Your instructions:
Please quote the material exactly, every line of it.

____ Data entries

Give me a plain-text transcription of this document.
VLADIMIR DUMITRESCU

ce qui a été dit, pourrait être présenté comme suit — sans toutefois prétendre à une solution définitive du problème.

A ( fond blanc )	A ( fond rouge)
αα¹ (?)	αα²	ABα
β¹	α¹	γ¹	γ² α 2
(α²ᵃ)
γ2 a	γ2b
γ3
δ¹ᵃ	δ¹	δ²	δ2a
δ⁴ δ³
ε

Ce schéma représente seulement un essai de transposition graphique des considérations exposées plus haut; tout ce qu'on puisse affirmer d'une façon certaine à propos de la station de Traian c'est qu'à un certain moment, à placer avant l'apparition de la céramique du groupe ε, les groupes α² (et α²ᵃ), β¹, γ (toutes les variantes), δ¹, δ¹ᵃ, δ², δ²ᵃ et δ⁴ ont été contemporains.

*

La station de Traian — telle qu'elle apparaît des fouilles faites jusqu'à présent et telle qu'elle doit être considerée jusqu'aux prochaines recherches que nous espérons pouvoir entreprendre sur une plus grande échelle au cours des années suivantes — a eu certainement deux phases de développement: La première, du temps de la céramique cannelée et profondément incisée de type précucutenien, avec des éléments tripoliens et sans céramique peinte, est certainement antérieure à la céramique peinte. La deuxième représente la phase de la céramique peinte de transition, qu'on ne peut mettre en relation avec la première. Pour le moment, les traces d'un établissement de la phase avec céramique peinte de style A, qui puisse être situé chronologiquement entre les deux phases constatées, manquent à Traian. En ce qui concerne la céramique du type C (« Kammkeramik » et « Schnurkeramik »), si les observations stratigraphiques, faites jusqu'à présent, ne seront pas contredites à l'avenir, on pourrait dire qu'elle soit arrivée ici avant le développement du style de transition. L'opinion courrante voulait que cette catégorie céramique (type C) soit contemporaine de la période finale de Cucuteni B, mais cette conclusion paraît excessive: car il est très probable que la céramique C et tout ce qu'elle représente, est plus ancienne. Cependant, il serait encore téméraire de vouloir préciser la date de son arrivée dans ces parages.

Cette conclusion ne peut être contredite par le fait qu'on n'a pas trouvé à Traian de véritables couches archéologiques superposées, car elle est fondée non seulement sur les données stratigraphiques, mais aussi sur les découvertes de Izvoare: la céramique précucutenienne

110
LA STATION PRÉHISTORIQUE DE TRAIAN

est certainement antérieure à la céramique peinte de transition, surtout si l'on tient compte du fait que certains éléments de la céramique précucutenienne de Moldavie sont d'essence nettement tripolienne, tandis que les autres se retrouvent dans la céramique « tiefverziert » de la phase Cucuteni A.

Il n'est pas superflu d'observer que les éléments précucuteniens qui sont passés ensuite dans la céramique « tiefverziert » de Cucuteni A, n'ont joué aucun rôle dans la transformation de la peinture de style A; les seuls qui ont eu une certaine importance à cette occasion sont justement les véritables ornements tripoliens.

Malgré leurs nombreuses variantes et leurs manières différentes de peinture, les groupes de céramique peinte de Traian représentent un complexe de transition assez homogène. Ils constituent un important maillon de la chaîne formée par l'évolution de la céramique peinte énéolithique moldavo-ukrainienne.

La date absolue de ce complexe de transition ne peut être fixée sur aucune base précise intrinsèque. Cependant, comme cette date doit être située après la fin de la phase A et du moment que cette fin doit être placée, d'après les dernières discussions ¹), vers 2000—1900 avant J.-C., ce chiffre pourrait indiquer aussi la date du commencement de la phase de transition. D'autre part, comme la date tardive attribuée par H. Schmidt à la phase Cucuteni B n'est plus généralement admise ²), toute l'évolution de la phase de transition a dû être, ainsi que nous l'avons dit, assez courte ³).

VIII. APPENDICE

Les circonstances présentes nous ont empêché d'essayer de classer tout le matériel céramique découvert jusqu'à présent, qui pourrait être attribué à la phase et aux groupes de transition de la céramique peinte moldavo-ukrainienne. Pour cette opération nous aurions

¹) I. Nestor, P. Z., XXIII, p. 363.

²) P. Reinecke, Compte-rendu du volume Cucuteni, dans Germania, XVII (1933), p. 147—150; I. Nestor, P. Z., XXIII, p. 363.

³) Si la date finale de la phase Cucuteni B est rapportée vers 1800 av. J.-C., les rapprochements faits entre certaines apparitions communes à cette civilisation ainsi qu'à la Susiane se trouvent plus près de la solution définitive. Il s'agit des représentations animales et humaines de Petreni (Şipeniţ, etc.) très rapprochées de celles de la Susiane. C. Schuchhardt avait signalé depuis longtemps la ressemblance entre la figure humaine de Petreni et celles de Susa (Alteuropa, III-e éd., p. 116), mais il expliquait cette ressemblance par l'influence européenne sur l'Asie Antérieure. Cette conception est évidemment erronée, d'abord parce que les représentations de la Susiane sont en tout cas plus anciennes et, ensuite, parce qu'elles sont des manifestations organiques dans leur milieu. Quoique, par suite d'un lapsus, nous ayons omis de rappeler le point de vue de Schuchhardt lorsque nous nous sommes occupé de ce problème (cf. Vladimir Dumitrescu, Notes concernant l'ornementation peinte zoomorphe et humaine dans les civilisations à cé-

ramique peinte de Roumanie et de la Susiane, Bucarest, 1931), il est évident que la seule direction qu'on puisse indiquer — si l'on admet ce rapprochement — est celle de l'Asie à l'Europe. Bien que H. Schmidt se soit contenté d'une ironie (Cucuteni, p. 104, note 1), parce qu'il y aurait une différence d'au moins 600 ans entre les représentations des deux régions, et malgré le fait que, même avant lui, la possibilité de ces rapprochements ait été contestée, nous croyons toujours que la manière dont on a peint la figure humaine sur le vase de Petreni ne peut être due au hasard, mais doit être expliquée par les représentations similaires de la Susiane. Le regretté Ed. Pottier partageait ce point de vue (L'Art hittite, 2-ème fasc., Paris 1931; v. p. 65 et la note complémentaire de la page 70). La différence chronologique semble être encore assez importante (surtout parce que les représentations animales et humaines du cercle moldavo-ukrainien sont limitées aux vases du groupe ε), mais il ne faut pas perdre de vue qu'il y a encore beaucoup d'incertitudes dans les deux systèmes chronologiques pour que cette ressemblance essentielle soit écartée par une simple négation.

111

________

Response to the task:
Give me a plain-text transcription of this document.
VLADIMIR DUMITRESCU

ce qui a été dit, pourrait être présenté comme suit — sans toutefois prétendre à une solution définitive du problème.

A ( fond blanc )	A ( fond rouge)
αα¹ (?)	αα²	ABα
β¹	α¹	γ¹	γ² α 2
(α²ᵃ)
γ2 a	γ2b
γ3
δ¹ᵃ	δ¹	δ²	δ2a
δ⁴ δ³
ε

Ce schéma représente seulement un essai de transposition graphique des considérations exposées plus haut; tout ce qu'on puisse affirmer d'une façon certaine à propos de la station de Traian c'est qu'à un certain moment, à placer avant l'apparition de la céramique du groupe ε, les groupes α² (et α²ᵃ), β¹, γ (toutes les variantes), δ¹, δ¹ᵃ, δ², δ²ᵃ et δ⁴ ont été contemporains.

*

La station de Traian — telle qu'elle apparaît des fouilles faites jusqu'à présent et telle qu'elle doit être considerée jusqu'aux prochaines recherches que nous espérons pouvoir entreprendre sur une plus grande échelle au cours des années suivantes — a eu certainement deux phases de développement: La première, du temps de la céramique cannelée et profondément incisée de type précucutenien, avec des éléments tripoliens et sans céramique peinte, est certainement antérieure à la céramique peinte. La deuxième représente la phase de la céramique peinte de transition, qu'on ne peut mettre en relation avec la première. Pour le moment, les traces d'un établissement de la phase avec céramique peinte de style A, qui puisse être situé chronologiquement entre les deux phases constatées, manquent à Traian. En ce qui concerne la céramique du type C (« Kammkeramik » et « Schnurkeramik »), si les observations stratigraphiques, faites jusqu'à présent, ne seront pas contredites à l'avenir, on pourrait dire qu'elle soit arrivée ici avant le développement du style de transition. L'opinion courrante voulait que cette catégorie céramique (type C) soit contemporaine de la période finale de Cucuteni B, mais cette conclusion paraît excessive: car il est très probable que la céramique C et tout ce qu'elle représente, est plus ancienne. Cependant, il serait encore téméraire de vouloir préciser la date de son arrivée dans ces parages.

Cette conclusion ne peut être contredite par le fait qu'on n'a pas trouvé à Traian de véritables couches archéologiques superposées, car elle est fondée non seulement sur les données stratigraphiques, mais aussi sur les découvertes de Izvoare: la céramique précucutenienne

110
LA STATION PRÉHISTORIQUE DE TRAIAN

est certainement antérieure à la céramique peinte de transition, surtout si l'on tient compte du fait que certains éléments de la céramique précucutenienne de Moldavie sont d'essence nettement tripolienne, tandis que les autres se retrouvent dans la céramique « tiefverziert » de la phase Cucuteni A.

Il n'est pas superflu d'observer que les éléments précucuteniens qui sont passés ensuite dans la céramique « tiefverziert » de Cucuteni A, n'ont joué aucun rôle dans la transformation de la peinture de style A; les seuls qui ont eu une certaine importance à cette occasion sont justement les véritables ornements tripoliens.

Malgré leurs nombreuses variantes et leurs manières différentes de peinture, les groupes de céramique peinte de Traian représentent un complexe de transition assez homogène. Ils constituent un important maillon de la chaîne formée par l'évolution de la céramique peinte énéolithique moldavo-ukrainienne.

La date absolue de ce complexe de transition ne peut être fixée sur aucune base précise intrinsèque. Cependant, comme cette date doit être située après la fin de la phase A et du moment que cette fin doit être placée, d'après les dernières discussions ¹), vers 2000—1900 avant J.-C., ce chiffre pourrait indiquer aussi la date du commencement de la phase de transition. D'autre part, comme la date tardive attribuée par H. Schmidt à la phase Cucuteni B n'est plus généralement admise ²), toute l'évolution de la phase de transition a dû être, ainsi que nous l'avons dit, assez courte ³).

VIII. APPENDICE

Les circonstances présentes nous ont empêché d'essayer de classer tout le matériel céramique découvert jusqu'à présent, qui pourrait être attribué à la phase et aux groupes de transition de la céramique peinte moldavo-ukrainienne. Pour cette opération nous aurions

¹) I. Nestor, P. Z., XXIII, p. 363.

²) P. Reinecke, Compte-rendu du volume Cucuteni, dans Germania, XVII (1933), p. 147—150; I. Nestor, P. Z., XXIII, p. 363.

³) Si la date finale de la phase Cucuteni B est rapportée vers 1800 av. J.-C., les rapprochements faits entre certaines apparitions communes à cette civilisation ainsi qu'à la Susiane se trouvent plus près de la solution définitive. Il s'agit des représentations animales et humaines de Petreni (Şipeniţ, etc.) très rapprochées de celles de la Susiane. C. Schuchhardt avait signalé depuis longtemps la ressemblance entre la figure humaine de Petreni et celles de Susa (Alteuropa, III-e éd., p. 116), mais il expliquait cette ressemblance par l'influence européenne sur l'Asie Antérieure. Cette conception est évidemment erronée, d'abord parce que les représentations de la Susiane sont en tout cas plus anciennes et, ensuite, parce qu'elles sont des manifestations organiques dans leur milieu. Quoique, par suite d'un lapsus, nous ayons omis de rappeler le point de vue de Schuchhardt lorsque nous nous sommes occupé de ce problème (cf. Vladimir Dumitrescu, Notes concernant l'ornementation peinte zoomorphe et humaine dans les civilisations à cé-

ramique peinte de Roumanie et de la Susiane, Bucarest, 1931), il est évident que la seule direction qu'on puisse indiquer — si l'on admet ce rapprochement — est celle de l'Asie à l'Europe. Bien que H. Schmidt se soit contenté d'une ironie (Cucuteni, p. 104, note 1), parce qu'il y aurait une différence d'au moins 600 ans entre les représentations des deux régions, et malgré le fait que, même avant lui, la possibilité de ces rapprochements ait été contestée, nous croyons toujours que la manière dont on a peint la figure humaine sur le vase de Petreni ne peut être due au hasard, mais doit être expliquée par les représentations similaires de la Susiane. Le regretté Ed. Pottier partageait ce point de vue (L'Art hittite, 2-ème fasc., Paris 1931; v. p. 65 et la note complémentaire de la page 70). La différence chronologique semble être encore assez importante (surtout parce que les représentations animales et humaines du cercle moldavo-ukrainien sont limitées aux vases du groupe ε), mais il ne faut pas perdre de vue qu'il y a encore beaucoup d'incertitudes dans les deux systèmes chronologiques pour que cette ressemblance essentielle soit écartée par une simple négation.

111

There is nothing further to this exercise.